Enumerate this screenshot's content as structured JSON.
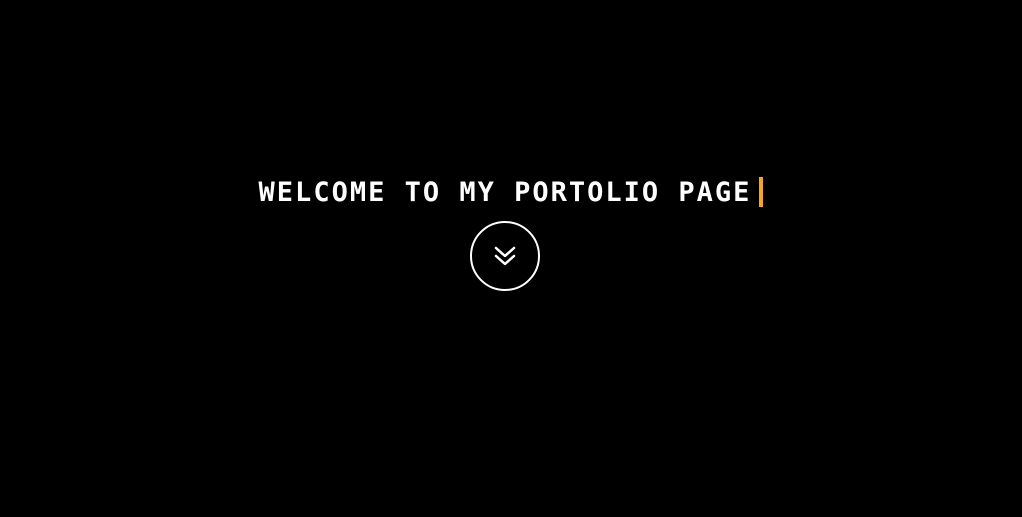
{
  "hero": {
    "headline": "WELCOME TO MY PORTOLIO PAGE",
    "cursor_color": "#f5a623",
    "background_color": "#000000",
    "text_color": "#ffffff",
    "scroll_button_icon": "double-chevron-down-icon"
  }
}
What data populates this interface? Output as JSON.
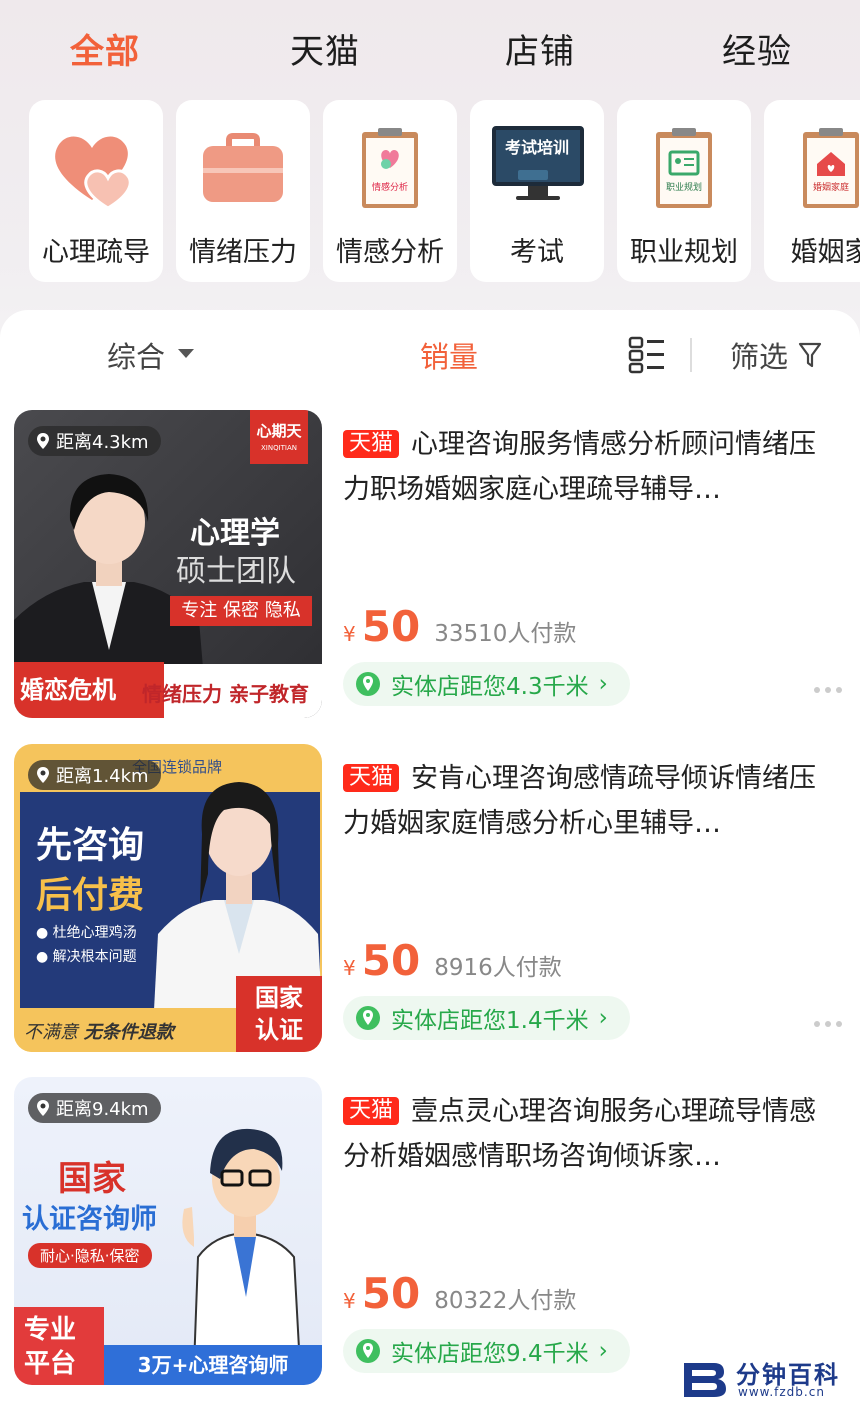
{
  "top_tabs": [
    "全部",
    "天猫",
    "店铺",
    "经验"
  ],
  "categories": [
    "心理疏导",
    "情绪压力",
    "情感分析",
    "考试",
    "职业规划",
    "婚姻家"
  ],
  "category_icon_text": {
    "emotion": "情感分析",
    "exam": "考试培训",
    "career": "职业规划",
    "marriage": "婚姻家庭"
  },
  "sort": {
    "comprehensive": "综合",
    "sales": "销量",
    "filter": "筛选"
  },
  "products": [
    {
      "distance": "距离4.3km",
      "tag": "天猫",
      "title": "心理咨询服务情感分析顾问情绪压力职场婚姻家庭心理疏导辅导…",
      "currency": "¥",
      "price": "50",
      "paid": "33510人付款",
      "store": "实体店距您4.3千米",
      "banner": {
        "brand": "心期天",
        "brand_en": "XINQITIAN",
        "line1": "心理学",
        "line2": "硕士团队",
        "red_bar": "专注 保密 隐私",
        "bottom_left": "婚恋危机",
        "bottom_right": "情绪压力 亲子教育"
      }
    },
    {
      "distance": "距离1.4km",
      "tag": "天猫",
      "title": "安肯心理咨询感情疏导倾诉情绪压力婚姻家庭情感分析心里辅导…",
      "currency": "¥",
      "price": "50",
      "paid": "8916人付款",
      "store": "实体店距您1.4千米",
      "banner": {
        "top": "全国连锁品牌",
        "line1": "先咨询",
        "line2": "后付费",
        "check1": "杜绝心理鸡汤",
        "check2": "解决根本问题",
        "bottom_left_a": "不满意 ",
        "bottom_left_b": "无条件退款",
        "badge1": "国家",
        "badge2": "认证"
      }
    },
    {
      "distance": "距离9.4km",
      "tag": "天猫",
      "title": "壹点灵心理咨询服务心理疏导情感分析婚姻感情职场咨询倾诉家…",
      "currency": "¥",
      "price": "50",
      "paid": "80322人付款",
      "store": "实体店距您9.4千米",
      "banner": {
        "line1": "国家",
        "line2": "认证咨询师",
        "pill": "耐心·隐私·保密",
        "corner1": "专业",
        "corner2": "平台",
        "bottom": "3万+心理咨询师"
      }
    }
  ],
  "watermark": {
    "title": "分钟百科",
    "url": "www.fzdb.cn"
  },
  "colors": {
    "accent": "#f2613a",
    "tmall": "#ff2a1a",
    "store_green": "#27a84a"
  }
}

★ ★ ★ ★ ★

Your task is to reproduce all of the material exactly. The pictures stay out.

Expected answer >>
Enumerate this screenshot's content as structured JSON.
{
  "hero": {
    "headline": "WELCOME TO MY PORTOLIO PAGE",
    "cursor_color": "#f5a623",
    "background_color": "#000000",
    "text_color": "#ffffff",
    "scroll_button_icon": "double-chevron-down-icon"
  }
}
What data populates this interface? Output as JSON.
{
  "top_tabs": [
    "全部",
    "天猫",
    "店铺",
    "经验"
  ],
  "categories": [
    "心理疏导",
    "情绪压力",
    "情感分析",
    "考试",
    "职业规划",
    "婚姻家"
  ],
  "category_icon_text": {
    "emotion": "情感分析",
    "exam": "考试培训",
    "career": "职业规划",
    "marriage": "婚姻家庭"
  },
  "sort": {
    "comprehensive": "综合",
    "sales": "销量",
    "filter": "筛选"
  },
  "products": [
    {
      "distance": "距离4.3km",
      "tag": "天猫",
      "title": "心理咨询服务情感分析顾问情绪压力职场婚姻家庭心理疏导辅导…",
      "currency": "¥",
      "price": "50",
      "paid": "33510人付款",
      "store": "实体店距您4.3千米",
      "banner": {
        "brand": "心期天",
        "brand_en": "XINQITIAN",
        "line1": "心理学",
        "line2": "硕士团队",
        "red_bar": "专注 保密 隐私",
        "bottom_left": "婚恋危机",
        "bottom_right": "情绪压力 亲子教育"
      }
    },
    {
      "distance": "距离1.4km",
      "tag": "天猫",
      "title": "安肯心理咨询感情疏导倾诉情绪压力婚姻家庭情感分析心里辅导…",
      "currency": "¥",
      "price": "50",
      "paid": "8916人付款",
      "store": "实体店距您1.4千米",
      "banner": {
        "top": "全国连锁品牌",
        "line1": "先咨询",
        "line2": "后付费",
        "check1": "杜绝心理鸡汤",
        "check2": "解决根本问题",
        "bottom_left_a": "不满意 ",
        "bottom_left_b": "无条件退款",
        "badge1": "国家",
        "badge2": "认证"
      }
    },
    {
      "distance": "距离9.4km",
      "tag": "天猫",
      "title": "壹点灵心理咨询服务心理疏导情感分析婚姻感情职场咨询倾诉家…",
      "currency": "¥",
      "price": "50",
      "paid": "80322人付款",
      "store": "实体店距您9.4千米",
      "banner": {
        "line1": "国家",
        "line2": "认证咨询师",
        "pill": "耐心·隐私·保密",
        "corner1": "专业",
        "corner2": "平台",
        "bottom": "3万+心理咨询师"
      }
    }
  ],
  "watermark": {
    "title": "分钟百科",
    "url": "www.fzdb.cn"
  },
  "colors": {
    "accent": "#f2613a",
    "tmall": "#ff2a1a",
    "store_green": "#27a84a"
  }
}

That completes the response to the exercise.